- Supplied entries -
+ + +
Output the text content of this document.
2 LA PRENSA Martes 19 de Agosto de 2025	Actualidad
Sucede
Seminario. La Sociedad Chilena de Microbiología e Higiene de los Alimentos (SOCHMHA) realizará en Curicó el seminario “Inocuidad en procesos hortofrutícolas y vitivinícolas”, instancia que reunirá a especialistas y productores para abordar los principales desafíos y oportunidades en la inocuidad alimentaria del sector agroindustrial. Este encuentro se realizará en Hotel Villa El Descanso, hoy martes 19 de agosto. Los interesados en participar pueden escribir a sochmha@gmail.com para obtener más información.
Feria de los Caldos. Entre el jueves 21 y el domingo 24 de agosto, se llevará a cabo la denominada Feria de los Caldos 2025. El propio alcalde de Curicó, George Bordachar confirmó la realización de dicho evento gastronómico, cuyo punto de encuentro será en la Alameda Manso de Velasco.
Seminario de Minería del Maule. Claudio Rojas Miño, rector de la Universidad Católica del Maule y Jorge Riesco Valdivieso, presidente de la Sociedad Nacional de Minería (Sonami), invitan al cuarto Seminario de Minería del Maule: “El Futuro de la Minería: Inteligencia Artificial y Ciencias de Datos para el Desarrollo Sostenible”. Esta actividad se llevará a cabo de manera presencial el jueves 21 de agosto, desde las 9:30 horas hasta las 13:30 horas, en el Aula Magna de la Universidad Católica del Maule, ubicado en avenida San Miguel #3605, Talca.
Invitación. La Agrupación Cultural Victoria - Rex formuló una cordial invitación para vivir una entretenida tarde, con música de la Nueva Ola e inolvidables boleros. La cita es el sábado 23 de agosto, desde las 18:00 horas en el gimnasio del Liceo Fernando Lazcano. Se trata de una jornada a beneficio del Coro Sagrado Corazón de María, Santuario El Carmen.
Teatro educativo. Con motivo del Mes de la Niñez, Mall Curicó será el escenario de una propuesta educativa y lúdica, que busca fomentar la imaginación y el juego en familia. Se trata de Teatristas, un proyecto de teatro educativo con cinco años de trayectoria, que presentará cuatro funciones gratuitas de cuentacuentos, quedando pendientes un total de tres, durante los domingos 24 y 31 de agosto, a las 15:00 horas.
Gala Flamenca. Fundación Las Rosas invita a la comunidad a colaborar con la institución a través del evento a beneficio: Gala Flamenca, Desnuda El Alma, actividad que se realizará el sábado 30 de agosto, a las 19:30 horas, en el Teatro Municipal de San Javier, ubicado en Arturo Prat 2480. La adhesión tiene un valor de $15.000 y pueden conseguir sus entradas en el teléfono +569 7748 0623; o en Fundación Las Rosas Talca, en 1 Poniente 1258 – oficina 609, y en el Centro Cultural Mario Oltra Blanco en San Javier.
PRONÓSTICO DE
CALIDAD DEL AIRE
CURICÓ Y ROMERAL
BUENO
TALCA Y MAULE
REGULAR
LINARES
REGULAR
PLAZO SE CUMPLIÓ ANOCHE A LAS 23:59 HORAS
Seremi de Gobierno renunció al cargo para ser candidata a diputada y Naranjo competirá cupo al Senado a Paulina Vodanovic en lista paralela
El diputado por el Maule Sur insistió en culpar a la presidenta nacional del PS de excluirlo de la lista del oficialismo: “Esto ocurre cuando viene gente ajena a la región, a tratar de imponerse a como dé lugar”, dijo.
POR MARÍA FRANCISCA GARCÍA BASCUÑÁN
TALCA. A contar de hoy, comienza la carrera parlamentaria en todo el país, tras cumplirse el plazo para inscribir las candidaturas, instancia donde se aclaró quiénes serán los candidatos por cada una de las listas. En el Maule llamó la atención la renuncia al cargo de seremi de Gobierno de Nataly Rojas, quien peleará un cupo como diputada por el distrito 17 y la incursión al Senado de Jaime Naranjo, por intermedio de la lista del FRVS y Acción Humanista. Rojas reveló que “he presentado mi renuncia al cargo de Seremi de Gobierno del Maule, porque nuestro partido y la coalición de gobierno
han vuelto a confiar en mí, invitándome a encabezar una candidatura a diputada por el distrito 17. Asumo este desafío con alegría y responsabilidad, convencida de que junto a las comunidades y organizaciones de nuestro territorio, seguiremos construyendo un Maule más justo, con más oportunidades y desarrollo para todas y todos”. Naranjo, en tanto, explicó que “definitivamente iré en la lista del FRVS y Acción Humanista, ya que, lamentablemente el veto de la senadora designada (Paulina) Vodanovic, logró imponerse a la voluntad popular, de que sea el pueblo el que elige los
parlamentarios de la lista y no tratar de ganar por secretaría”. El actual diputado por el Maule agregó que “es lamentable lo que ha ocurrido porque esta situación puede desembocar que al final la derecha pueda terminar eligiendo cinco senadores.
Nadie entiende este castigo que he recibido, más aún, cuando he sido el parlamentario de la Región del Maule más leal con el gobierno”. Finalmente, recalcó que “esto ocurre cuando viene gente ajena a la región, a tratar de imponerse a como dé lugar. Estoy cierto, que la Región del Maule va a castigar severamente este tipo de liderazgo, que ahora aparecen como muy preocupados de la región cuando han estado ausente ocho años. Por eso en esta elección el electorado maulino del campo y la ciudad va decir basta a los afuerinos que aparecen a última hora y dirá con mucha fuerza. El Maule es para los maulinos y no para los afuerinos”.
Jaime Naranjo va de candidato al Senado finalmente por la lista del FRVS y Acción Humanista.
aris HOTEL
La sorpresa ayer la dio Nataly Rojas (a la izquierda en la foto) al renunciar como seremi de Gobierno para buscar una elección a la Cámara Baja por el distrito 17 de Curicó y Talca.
+ + +
- Task requirements -
Copy each line of the data above that holds "encuentro".

- Task answer -
Seminario. La Sociedad Chilena de Microbiología e Higiene de los Alimentos (SOCHMHA) realizará en Curicó el seminario “Inocuidad en procesos hortofrutícolas y vitivinícolas”, instancia que reunirá a especialistas y productores para abordar los principales desafíos y oportunidades en la inocuidad alimentaria del sector agroindustrial. Este encuentro se realizará en Hotel Villa El Descanso, hoy martes 19 de agosto. Los interesados en participar pueden escribir a sochmha@gmail.com para obtener más información.
Feria de los Caldos. Entre el jueves 21 y el domingo 24 de agosto, se llevará a cabo la denominada Feria de los Caldos 2025. El propio alcalde de Curicó, George Bordachar confirmó la realización de dicho evento gastronómico, cuyo punto de encuentro será en la Alameda Manso de Velasco.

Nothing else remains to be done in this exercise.